— start —
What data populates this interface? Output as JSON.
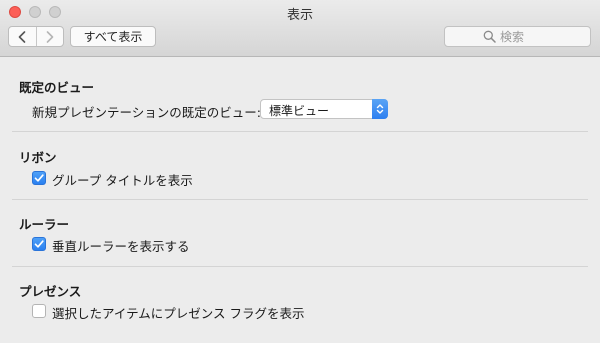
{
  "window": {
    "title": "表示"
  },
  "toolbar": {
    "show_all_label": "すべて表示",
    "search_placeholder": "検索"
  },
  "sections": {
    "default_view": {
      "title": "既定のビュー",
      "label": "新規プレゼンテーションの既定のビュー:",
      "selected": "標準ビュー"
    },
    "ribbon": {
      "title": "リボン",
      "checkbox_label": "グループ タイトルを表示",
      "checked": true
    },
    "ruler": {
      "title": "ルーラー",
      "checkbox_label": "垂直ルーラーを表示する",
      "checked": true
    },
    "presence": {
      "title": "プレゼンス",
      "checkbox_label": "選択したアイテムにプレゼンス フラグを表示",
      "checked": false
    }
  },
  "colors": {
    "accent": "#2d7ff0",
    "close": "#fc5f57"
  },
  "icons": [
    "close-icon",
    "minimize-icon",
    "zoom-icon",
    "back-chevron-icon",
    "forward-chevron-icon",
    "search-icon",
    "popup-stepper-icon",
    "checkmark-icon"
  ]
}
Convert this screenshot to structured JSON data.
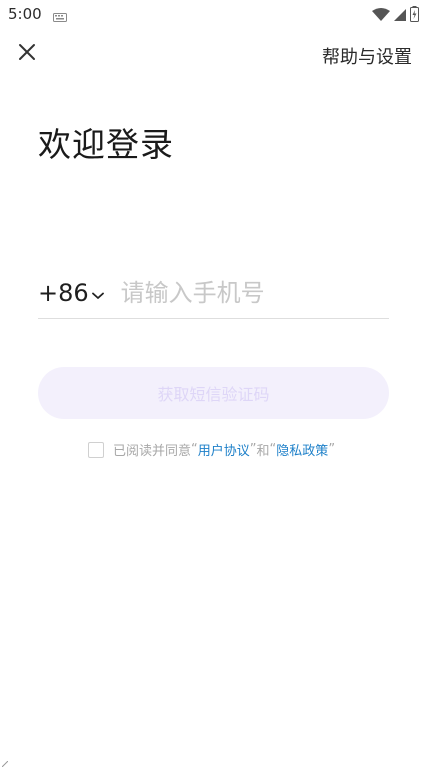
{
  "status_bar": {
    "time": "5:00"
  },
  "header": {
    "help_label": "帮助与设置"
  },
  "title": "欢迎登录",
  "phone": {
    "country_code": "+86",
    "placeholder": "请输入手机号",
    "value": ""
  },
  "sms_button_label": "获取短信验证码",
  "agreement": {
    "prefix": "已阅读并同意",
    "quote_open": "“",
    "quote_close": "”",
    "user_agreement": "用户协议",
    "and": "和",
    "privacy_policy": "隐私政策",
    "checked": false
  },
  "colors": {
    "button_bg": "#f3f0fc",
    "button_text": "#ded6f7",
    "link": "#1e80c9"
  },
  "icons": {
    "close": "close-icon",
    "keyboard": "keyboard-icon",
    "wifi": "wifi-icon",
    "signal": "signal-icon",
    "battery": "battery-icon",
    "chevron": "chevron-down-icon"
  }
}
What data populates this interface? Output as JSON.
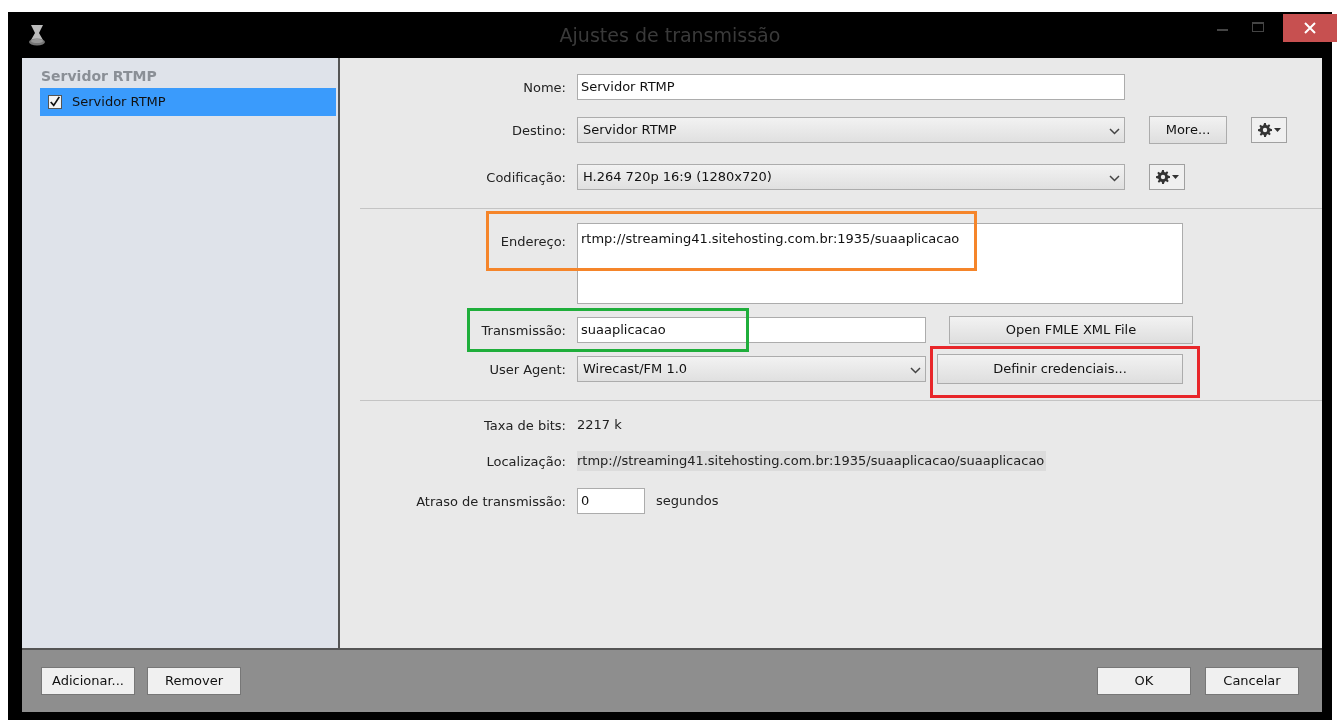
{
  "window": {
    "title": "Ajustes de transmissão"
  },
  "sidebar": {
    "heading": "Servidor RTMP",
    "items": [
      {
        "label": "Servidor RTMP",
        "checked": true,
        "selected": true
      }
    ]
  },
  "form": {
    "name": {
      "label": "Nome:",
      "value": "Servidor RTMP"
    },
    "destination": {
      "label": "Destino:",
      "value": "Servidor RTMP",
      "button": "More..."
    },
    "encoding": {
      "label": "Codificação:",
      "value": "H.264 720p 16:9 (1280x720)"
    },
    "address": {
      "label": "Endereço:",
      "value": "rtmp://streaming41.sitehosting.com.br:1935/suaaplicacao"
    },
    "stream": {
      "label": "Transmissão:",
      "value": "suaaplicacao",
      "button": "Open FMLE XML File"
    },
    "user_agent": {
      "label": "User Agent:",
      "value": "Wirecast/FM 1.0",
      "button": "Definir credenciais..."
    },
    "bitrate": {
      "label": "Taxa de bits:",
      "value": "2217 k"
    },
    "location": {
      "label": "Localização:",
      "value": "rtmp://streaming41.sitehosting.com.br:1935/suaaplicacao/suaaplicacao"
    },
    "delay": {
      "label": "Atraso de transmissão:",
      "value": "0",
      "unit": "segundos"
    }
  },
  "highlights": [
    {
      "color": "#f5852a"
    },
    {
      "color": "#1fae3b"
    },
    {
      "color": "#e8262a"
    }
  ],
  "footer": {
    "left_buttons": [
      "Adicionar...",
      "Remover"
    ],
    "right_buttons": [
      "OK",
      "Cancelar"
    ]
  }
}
— end —
— start —
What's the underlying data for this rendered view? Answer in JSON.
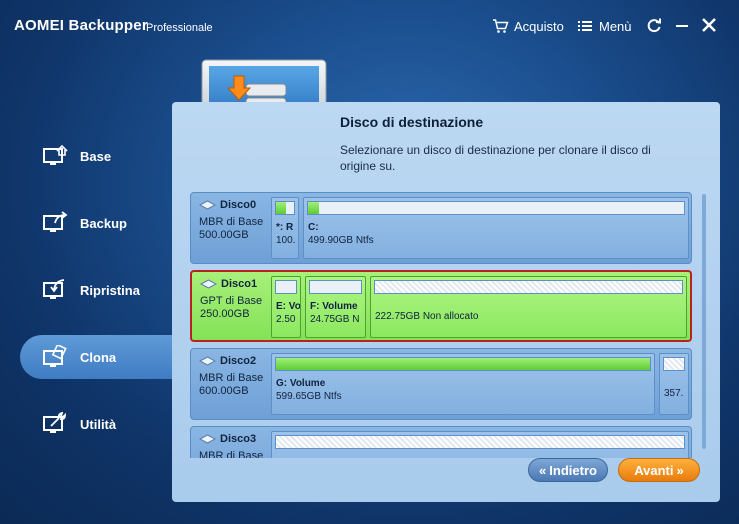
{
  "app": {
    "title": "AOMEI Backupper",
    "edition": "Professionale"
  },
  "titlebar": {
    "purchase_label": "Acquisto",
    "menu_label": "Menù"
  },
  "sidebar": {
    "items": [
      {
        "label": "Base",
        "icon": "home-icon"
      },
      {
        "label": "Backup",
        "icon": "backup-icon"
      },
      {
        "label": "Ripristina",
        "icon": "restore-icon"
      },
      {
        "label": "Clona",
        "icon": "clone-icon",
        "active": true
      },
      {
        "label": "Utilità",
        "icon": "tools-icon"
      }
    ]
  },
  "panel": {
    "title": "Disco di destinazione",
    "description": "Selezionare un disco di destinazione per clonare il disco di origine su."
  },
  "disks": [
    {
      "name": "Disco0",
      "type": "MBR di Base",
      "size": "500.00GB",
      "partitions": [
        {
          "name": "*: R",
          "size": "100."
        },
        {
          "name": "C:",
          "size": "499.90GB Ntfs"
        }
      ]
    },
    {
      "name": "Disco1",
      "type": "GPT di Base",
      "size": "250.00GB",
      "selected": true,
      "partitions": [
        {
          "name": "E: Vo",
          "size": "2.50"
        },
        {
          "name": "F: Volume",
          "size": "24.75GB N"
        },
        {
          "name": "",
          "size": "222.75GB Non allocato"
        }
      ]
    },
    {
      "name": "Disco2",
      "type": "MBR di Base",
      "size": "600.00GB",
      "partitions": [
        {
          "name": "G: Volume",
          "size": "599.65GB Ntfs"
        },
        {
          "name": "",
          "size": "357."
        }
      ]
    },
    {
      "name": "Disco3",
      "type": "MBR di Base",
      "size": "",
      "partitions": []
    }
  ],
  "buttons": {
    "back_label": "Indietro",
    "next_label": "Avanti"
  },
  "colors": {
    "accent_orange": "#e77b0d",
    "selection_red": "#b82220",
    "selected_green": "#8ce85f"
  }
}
— end —
— start —
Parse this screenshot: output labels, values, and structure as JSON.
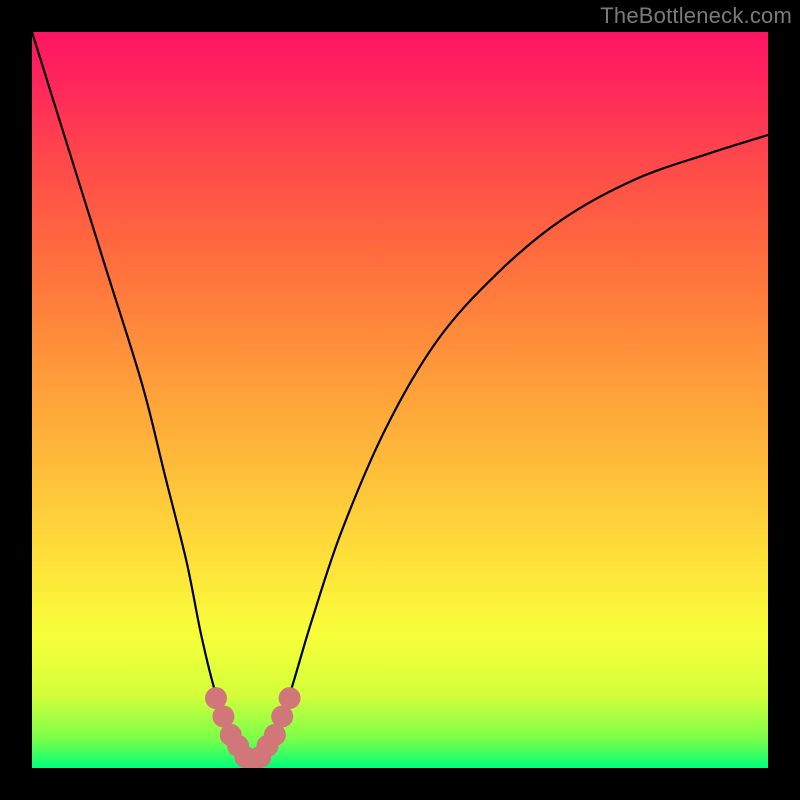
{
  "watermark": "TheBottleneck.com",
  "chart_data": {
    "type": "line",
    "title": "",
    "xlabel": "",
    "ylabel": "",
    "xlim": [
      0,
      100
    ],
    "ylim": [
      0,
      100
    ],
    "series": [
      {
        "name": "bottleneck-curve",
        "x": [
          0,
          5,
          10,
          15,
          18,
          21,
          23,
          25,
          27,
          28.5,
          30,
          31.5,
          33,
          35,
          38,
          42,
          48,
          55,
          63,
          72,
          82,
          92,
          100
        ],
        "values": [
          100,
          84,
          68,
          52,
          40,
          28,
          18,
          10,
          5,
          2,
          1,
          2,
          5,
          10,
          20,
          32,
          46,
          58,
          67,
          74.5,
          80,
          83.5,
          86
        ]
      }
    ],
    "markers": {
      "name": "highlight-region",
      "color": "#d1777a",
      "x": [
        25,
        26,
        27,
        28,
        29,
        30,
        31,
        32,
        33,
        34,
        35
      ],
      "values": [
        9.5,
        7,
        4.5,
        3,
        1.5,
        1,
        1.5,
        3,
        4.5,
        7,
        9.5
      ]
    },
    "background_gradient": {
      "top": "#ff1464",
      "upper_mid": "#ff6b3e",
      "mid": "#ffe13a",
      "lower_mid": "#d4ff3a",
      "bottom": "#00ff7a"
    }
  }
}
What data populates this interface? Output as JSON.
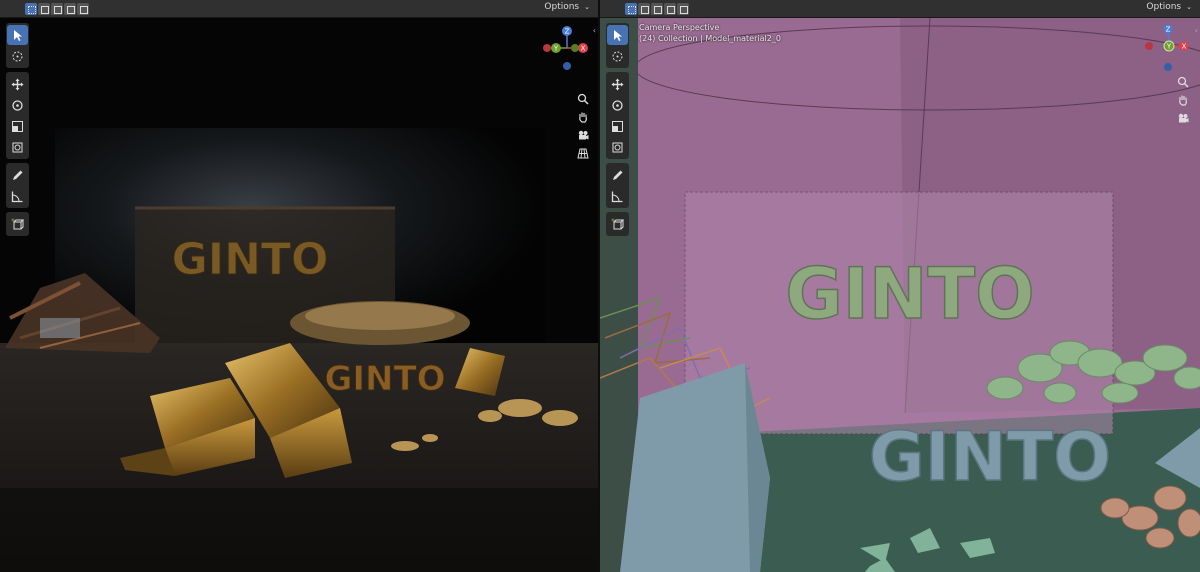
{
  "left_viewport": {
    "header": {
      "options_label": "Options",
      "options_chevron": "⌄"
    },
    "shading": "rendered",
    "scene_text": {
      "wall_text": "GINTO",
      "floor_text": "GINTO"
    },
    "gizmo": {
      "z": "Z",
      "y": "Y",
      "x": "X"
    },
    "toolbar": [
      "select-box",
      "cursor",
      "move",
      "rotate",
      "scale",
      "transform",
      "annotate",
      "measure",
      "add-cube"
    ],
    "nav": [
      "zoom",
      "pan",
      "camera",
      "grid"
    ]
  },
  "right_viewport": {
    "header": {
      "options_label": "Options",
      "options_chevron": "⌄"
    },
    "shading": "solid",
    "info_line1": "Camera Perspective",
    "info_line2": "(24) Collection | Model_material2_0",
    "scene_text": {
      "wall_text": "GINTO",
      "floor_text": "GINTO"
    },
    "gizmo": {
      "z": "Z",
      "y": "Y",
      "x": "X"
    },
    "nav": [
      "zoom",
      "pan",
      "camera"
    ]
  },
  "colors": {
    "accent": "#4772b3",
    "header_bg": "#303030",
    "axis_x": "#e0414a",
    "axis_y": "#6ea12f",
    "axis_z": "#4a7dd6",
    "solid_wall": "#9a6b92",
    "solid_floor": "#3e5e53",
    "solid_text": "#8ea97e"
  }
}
— end —
From the listing above, collect every line that mentions the word "Servidor".

    "heading": "Servidor RTMP",
        "label": "Servidor RTMP",
      "value": "Servidor RTMP"
      "value": "Servidor RTMP",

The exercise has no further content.